### SET TASK
Verbatim output of all the material below is required.

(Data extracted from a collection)
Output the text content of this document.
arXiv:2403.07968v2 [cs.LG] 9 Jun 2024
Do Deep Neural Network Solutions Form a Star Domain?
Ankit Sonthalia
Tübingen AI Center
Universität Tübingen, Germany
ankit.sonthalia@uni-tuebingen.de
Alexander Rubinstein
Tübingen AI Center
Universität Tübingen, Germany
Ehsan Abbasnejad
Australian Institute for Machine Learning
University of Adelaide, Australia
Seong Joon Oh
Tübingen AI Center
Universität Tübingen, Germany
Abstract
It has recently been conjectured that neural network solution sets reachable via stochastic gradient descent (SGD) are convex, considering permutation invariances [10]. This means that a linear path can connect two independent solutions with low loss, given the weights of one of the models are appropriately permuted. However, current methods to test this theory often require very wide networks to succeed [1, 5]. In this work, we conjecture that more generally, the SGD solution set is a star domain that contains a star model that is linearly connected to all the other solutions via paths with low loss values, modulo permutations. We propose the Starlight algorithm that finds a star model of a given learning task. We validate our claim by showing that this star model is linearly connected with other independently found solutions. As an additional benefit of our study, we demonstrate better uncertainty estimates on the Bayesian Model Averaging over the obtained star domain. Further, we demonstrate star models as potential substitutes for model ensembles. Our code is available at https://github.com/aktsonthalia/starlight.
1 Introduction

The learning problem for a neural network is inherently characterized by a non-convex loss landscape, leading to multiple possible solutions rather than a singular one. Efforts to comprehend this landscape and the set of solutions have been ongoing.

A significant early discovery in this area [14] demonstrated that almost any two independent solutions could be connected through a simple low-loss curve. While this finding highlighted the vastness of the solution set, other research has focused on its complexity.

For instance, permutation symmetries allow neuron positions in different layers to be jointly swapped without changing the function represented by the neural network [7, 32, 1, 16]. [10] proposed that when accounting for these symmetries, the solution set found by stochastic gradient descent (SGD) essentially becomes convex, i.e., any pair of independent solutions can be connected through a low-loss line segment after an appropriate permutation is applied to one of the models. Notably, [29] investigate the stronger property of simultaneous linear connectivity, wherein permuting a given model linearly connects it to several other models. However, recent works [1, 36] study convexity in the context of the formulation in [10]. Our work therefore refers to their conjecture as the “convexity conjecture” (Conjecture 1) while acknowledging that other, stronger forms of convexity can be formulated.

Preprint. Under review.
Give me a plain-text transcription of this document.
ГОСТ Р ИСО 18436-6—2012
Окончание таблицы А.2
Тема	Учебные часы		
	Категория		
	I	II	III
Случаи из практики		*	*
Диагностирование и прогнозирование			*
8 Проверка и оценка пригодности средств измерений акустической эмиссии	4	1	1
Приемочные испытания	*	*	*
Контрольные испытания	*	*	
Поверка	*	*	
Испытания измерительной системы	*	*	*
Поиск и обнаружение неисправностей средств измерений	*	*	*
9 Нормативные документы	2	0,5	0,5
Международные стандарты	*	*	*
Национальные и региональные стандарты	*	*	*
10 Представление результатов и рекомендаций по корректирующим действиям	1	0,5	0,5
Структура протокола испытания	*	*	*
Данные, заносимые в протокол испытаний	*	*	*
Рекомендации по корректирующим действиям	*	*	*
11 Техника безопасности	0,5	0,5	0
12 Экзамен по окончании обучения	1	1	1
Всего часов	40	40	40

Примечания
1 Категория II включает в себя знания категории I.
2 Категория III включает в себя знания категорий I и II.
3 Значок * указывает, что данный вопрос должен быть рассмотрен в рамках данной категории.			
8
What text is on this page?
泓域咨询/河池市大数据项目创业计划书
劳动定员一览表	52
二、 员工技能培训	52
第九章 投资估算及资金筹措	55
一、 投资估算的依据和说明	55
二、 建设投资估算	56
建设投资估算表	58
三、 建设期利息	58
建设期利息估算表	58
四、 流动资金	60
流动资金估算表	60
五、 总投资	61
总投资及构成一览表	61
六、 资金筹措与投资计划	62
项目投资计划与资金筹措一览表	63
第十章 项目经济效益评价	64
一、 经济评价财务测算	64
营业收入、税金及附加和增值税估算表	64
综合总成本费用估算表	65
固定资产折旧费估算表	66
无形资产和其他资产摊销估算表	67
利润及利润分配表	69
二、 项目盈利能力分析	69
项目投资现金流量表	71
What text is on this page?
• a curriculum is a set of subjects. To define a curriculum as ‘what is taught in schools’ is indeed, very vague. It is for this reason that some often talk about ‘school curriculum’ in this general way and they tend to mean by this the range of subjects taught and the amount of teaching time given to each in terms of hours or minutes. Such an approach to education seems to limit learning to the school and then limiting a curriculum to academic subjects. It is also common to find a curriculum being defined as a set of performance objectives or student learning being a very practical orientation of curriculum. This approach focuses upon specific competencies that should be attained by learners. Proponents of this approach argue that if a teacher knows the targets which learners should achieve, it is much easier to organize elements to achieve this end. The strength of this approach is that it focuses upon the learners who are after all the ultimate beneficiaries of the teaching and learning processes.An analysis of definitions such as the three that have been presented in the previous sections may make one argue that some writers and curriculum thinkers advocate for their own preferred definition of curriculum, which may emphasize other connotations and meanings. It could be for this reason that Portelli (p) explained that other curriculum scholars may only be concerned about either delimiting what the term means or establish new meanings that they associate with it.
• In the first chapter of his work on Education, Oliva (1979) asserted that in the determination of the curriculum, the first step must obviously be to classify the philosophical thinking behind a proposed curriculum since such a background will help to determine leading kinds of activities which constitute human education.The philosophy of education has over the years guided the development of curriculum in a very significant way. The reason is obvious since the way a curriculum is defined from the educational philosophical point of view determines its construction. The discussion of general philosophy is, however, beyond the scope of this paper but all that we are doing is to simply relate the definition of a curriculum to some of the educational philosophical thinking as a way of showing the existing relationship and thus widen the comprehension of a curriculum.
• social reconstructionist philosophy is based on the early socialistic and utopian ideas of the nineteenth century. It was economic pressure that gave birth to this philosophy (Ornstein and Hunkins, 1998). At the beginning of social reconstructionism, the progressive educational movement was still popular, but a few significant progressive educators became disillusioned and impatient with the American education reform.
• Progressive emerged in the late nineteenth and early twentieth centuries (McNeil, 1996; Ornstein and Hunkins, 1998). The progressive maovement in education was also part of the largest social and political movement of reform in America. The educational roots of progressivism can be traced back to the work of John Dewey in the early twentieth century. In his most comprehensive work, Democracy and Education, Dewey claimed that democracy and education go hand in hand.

### FULL OUTPUT
Output the text content of this document.
arXiv:2403.07968v2 [cs.LG] 9 Jun 2024
Do Deep Neural Network Solutions Form a Star Domain?
Ankit Sonthalia
Tübingen AI Center
Universität Tübingen, Germany
ankit.sonthalia@uni-tuebingen.de
Alexander Rubinstein
Tübingen AI Center
Universität Tübingen, Germany
Ehsan Abbasnejad
Australian Institute for Machine Learning
University of Adelaide, Australia
Seong Joon Oh
Tübingen AI Center
Universität Tübingen, Germany
Abstract
It has recently been conjectured that neural network solution sets reachable via stochastic gradient descent (SGD) are convex, considering permutation invariances [10]. This means that a linear path can connect two independent solutions with low loss, given the weights of one of the models are appropriately permuted. However, current methods to test this theory often require very wide networks to succeed [1, 5]. In this work, we conjecture that more generally, the SGD solution set is a star domain that contains a star model that is linearly connected to all the other solutions via paths with low loss values, modulo permutations. We propose the Starlight algorithm that finds a star model of a given learning task. We validate our claim by showing that this star model is linearly connected with other independently found solutions. As an additional benefit of our study, we demonstrate better uncertainty estimates on the Bayesian Model Averaging over the obtained star domain. Further, we demonstrate star models as potential substitutes for model ensembles. Our code is available at https://github.com/aktsonthalia/starlight.
1 Introduction

The learning problem for a neural network is inherently characterized by a non-convex loss landscape, leading to multiple possible solutions rather than a singular one. Efforts to comprehend this landscape and the set of solutions have been ongoing.

A significant early discovery in this area [14] demonstrated that almost any two independent solutions could be connected through a simple low-loss curve. While this finding highlighted the vastness of the solution set, other research has focused on its complexity.

For instance, permutation symmetries allow neuron positions in different layers to be jointly swapped without changing the function represented by the neural network [7, 32, 1, 16]. [10] proposed that when accounting for these symmetries, the solution set found by stochastic gradient descent (SGD) essentially becomes convex, i.e., any pair of independent solutions can be connected through a low-loss line segment after an appropriate permutation is applied to one of the models. Notably, [29] investigate the stronger property of simultaneous linear connectivity, wherein permuting a given model linearly connects it to several other models. However, recent works [1, 36] study convexity in the context of the formulation in [10]. Our work therefore refers to their conjecture as the “convexity conjecture” (Conjecture 1) while acknowledging that other, stronger forms of convexity can be formulated.

Preprint. Under review.
Give me a plain-text transcription of this document.
ГОСТ Р ИСО 18436-6—2012
Окончание таблицы А.2
Тема	Учебные часы		
	Категория		
	I	II	III
Случаи из практики		*	*
Диагностирование и прогнозирование			*
8 Проверка и оценка пригодности средств измерений акустической эмиссии	4	1	1
Приемочные испытания	*	*	*
Контрольные испытания	*	*	
Поверка	*	*	
Испытания измерительной системы	*	*	*
Поиск и обнаружение неисправностей средств измерений	*	*	*
9 Нормативные документы	2	0,5	0,5
Международные стандарты	*	*	*
Национальные и региональные стандарты	*	*	*
10 Представление результатов и рекомендаций по корректирующим действиям	1	0,5	0,5
Структура протокола испытания	*	*	*
Данные, заносимые в протокол испытаний	*	*	*
Рекомендации по корректирующим действиям	*	*	*
11 Техника безопасности	0,5	0,5	0
12 Экзамен по окончании обучения	1	1	1
Всего часов	40	40	40

Примечания
1 Категория II включает в себя знания категории I.
2 Категория III включает в себя знания категорий I и II.
3 Значок * указывает, что данный вопрос должен быть рассмотрен в рамках данной категории.			
8
What text is on this page?
泓域咨询/河池市大数据项目创业计划书
劳动定员一览表	52
二、 员工技能培训	52
第九章 投资估算及资金筹措	55
一、 投资估算的依据和说明	55
二、 建设投资估算	56
建设投资估算表	58
三、 建设期利息	58
建设期利息估算表	58
四、 流动资金	60
流动资金估算表	60
五、 总投资	61
总投资及构成一览表	61
六、 资金筹措与投资计划	62
项目投资计划与资金筹措一览表	63
第十章 项目经济效益评价	64
一、 经济评价财务测算	64
营业收入、税金及附加和增值税估算表	64
综合总成本费用估算表	65
固定资产折旧费估算表	66
无形资产和其他资产摊销估算表	67
利润及利润分配表	69
二、 项目盈利能力分析	69
项目投资现金流量表	71
What text is on this page?
• a curriculum is a set of subjects. To define a curriculum as ‘what is taught in schools’ is indeed, very vague. It is for this reason that some often talk about ‘school curriculum’ in this general way and they tend to mean by this the range of subjects taught and the amount of teaching time given to each in terms of hours or minutes. Such an approach to education seems to limit learning to the school and then limiting a curriculum to academic subjects. It is also common to find a curriculum being defined as a set of performance objectives or student learning being a very practical orientation of curriculum. This approach focuses upon specific competencies that should be attained by learners. Proponents of this approach argue that if a teacher knows the targets which learners should achieve, it is much easier to organize elements to achieve this end. The strength of this approach is that it focuses upon the learners who are after all the ultimate beneficiaries of the teaching and learning processes.An analysis of definitions such as the three that have been presented in the previous sections may make one argue that some writers and curriculum thinkers advocate for their own preferred definition of curriculum, which may emphasize other connotations and meanings. It could be for this reason that Portelli (p) explained that other curriculum scholars may only be concerned about either delimiting what the term means or establish new meanings that they associate with it.
• In the first chapter of his work on Education, Oliva (1979) asserted that in the determination of the curriculum, the first step must obviously be to classify the philosophical thinking behind a proposed curriculum since such a background will help to determine leading kinds of activities which constitute human education.The philosophy of education has over the years guided the development of curriculum in a very significant way. The reason is obvious since the way a curriculum is defined from the educational philosophical point of view determines its construction. The discussion of general philosophy is, however, beyond the scope of this paper but all that we are doing is to simply relate the definition of a curriculum to some of the educational philosophical thinking as a way of showing the existing relationship and thus widen the comprehension of a curriculum.
• social reconstructionist philosophy is based on the early socialistic and utopian ideas of the nineteenth century. It was economic pressure that gave birth to this philosophy (Ornstein and Hunkins, 1998). At the beginning of social reconstructionism, the progressive educational movement was still popular, but a few significant progressive educators became disillusioned and impatient with the American education reform.
• Progressive emerged in the late nineteenth and early twentieth centuries (McNeil, 1996; Ornstein and Hunkins, 1998). The progressive maovement in education was also part of the largest social and political movement of reform in America. The educational roots of progressivism can be traced back to the work of John Dewey in the early twentieth century. In his most comprehensive work, Democracy and Education, Dewey claimed that democracy and education go hand in hand.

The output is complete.